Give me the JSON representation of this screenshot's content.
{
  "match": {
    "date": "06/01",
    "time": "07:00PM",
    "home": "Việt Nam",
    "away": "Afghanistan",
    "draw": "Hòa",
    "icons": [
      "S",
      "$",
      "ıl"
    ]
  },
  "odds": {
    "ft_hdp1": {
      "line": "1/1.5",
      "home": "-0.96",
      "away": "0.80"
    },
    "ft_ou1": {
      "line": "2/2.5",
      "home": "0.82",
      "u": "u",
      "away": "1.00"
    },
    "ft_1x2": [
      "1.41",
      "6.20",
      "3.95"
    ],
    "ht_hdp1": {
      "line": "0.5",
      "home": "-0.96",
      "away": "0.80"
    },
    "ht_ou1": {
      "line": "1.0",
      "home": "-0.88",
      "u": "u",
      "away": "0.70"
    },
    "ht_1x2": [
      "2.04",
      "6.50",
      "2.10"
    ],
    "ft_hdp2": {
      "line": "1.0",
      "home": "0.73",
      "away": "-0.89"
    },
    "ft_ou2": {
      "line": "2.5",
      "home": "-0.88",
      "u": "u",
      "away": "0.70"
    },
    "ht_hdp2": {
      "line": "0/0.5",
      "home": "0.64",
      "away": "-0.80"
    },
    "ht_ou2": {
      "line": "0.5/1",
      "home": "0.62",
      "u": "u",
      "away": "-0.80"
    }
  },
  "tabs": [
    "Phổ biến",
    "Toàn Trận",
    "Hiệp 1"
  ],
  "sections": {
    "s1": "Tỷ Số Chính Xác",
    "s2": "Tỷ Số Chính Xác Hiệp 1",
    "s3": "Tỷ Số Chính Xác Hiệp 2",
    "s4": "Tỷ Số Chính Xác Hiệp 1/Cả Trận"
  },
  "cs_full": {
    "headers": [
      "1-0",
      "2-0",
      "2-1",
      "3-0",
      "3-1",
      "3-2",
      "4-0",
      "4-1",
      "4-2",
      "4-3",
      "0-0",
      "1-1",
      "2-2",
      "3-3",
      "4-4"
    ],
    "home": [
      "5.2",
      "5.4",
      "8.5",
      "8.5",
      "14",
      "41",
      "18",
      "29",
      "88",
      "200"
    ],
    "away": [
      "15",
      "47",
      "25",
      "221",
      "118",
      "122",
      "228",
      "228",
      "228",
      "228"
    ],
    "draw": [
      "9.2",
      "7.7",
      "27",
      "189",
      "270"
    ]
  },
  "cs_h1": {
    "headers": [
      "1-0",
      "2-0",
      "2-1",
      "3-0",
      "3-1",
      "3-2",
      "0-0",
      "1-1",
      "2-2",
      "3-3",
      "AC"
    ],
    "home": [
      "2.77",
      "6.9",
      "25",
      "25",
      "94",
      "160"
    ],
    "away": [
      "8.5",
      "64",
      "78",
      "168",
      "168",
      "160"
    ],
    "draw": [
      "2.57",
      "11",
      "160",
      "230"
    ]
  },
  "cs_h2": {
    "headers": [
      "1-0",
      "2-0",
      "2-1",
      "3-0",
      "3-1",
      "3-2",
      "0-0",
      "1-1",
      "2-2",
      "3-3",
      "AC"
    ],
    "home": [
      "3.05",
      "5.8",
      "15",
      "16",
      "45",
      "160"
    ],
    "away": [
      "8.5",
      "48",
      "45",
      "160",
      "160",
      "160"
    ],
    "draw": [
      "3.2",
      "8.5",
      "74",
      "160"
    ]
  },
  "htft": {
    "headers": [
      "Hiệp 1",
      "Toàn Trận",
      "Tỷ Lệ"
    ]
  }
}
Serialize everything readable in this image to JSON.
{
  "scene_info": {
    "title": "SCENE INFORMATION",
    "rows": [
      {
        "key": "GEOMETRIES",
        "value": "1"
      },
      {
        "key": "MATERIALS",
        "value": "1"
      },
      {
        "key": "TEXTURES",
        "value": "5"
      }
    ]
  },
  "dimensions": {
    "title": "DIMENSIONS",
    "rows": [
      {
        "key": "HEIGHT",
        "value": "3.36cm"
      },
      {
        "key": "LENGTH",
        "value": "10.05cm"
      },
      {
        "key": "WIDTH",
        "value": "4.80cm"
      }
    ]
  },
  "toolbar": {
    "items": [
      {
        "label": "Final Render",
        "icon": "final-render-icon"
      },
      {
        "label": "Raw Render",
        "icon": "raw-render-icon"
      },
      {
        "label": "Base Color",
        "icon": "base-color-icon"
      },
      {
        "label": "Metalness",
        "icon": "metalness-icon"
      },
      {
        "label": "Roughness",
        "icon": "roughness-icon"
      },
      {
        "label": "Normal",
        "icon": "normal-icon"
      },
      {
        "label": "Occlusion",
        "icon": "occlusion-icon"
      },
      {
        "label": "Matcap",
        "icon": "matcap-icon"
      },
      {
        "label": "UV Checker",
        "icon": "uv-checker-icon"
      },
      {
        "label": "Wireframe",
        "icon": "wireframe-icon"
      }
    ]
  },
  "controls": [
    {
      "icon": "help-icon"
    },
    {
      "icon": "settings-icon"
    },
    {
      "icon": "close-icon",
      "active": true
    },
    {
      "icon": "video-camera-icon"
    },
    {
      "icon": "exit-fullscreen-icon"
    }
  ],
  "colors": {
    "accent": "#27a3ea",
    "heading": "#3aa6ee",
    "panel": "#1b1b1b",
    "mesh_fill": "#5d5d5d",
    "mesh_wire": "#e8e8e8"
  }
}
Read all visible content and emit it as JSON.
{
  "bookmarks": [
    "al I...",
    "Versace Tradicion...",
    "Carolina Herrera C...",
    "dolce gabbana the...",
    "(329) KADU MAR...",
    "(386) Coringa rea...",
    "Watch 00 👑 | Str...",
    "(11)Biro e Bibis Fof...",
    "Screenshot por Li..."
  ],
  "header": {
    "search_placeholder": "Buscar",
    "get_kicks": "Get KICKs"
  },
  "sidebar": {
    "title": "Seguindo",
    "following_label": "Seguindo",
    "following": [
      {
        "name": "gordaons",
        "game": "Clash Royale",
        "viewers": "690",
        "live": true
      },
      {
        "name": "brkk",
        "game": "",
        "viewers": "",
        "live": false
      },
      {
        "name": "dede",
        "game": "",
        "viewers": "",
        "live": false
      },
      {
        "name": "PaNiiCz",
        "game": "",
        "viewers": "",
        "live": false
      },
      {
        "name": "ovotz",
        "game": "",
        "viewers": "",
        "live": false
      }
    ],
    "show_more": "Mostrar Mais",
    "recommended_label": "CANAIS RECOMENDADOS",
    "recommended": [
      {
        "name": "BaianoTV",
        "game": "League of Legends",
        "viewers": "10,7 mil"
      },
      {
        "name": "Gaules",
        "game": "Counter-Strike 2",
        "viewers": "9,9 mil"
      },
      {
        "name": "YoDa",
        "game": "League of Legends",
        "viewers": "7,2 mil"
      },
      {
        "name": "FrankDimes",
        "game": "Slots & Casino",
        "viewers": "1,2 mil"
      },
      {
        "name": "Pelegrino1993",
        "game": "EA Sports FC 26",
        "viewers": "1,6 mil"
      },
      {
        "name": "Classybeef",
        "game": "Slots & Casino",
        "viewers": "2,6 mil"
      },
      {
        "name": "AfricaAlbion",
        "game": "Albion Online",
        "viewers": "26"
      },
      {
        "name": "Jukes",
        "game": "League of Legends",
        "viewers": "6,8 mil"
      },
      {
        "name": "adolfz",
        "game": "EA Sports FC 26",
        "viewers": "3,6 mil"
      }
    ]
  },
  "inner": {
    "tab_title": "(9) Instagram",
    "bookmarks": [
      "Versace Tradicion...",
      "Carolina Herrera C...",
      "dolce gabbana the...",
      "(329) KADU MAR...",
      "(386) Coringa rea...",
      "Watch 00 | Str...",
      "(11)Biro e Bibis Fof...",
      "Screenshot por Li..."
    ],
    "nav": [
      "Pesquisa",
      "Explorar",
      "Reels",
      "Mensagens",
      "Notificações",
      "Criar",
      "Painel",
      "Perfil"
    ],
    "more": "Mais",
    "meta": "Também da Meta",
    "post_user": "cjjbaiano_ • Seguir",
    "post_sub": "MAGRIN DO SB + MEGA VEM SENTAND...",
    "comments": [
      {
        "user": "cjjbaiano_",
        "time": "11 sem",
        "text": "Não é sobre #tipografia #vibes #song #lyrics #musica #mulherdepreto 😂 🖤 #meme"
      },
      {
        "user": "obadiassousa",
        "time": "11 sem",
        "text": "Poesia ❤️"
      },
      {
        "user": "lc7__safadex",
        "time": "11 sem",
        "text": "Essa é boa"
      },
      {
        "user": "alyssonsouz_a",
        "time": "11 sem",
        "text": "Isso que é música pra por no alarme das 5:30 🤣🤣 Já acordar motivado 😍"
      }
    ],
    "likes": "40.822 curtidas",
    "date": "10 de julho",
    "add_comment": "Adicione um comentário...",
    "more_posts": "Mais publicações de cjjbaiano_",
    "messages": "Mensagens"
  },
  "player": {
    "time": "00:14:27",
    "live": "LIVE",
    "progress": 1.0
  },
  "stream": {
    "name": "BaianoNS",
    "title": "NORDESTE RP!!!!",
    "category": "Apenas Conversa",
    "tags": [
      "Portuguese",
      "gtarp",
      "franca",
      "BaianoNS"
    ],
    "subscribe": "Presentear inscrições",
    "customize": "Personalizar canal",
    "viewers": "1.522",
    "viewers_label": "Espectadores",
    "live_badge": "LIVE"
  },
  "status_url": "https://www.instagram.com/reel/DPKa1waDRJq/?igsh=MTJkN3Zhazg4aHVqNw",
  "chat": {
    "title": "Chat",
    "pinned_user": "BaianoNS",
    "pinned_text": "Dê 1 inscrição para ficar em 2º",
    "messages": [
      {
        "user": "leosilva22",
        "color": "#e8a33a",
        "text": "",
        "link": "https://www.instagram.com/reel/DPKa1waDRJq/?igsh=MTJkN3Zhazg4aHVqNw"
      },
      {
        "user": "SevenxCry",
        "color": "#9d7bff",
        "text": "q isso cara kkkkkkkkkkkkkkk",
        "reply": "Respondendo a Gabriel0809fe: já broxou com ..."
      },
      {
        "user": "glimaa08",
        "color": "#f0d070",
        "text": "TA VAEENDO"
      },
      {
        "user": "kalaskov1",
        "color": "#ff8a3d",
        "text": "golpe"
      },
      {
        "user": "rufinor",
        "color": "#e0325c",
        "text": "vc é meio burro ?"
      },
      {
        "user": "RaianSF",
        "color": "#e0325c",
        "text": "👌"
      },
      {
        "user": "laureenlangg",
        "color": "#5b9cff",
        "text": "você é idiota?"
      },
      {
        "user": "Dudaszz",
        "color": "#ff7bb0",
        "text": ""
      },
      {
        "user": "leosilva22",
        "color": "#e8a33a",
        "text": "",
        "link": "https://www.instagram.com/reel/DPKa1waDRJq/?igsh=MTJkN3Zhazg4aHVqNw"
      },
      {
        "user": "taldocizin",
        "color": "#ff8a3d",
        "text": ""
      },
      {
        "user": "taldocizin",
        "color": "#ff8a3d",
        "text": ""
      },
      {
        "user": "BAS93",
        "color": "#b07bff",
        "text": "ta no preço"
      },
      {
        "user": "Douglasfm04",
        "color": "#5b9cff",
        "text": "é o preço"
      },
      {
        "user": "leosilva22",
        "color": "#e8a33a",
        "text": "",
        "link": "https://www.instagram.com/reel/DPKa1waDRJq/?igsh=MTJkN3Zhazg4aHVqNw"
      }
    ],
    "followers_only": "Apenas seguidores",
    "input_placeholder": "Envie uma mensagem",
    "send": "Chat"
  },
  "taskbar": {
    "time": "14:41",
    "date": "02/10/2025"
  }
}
○ ○ ○ ○ ○
## Exercise task
Using the records above, copy each line that contains "Hiệp".

## Solution to this problem
    "Hiệp 1"
    "s2": "Tỷ Số Chính Xác Hiệp 1",
    "s3": "Tỷ Số Chính Xác Hiệp 2",
    "s4": "Tỷ Số Chính Xác Hiệp 1/Cả Trận"
      "Hiệp 1",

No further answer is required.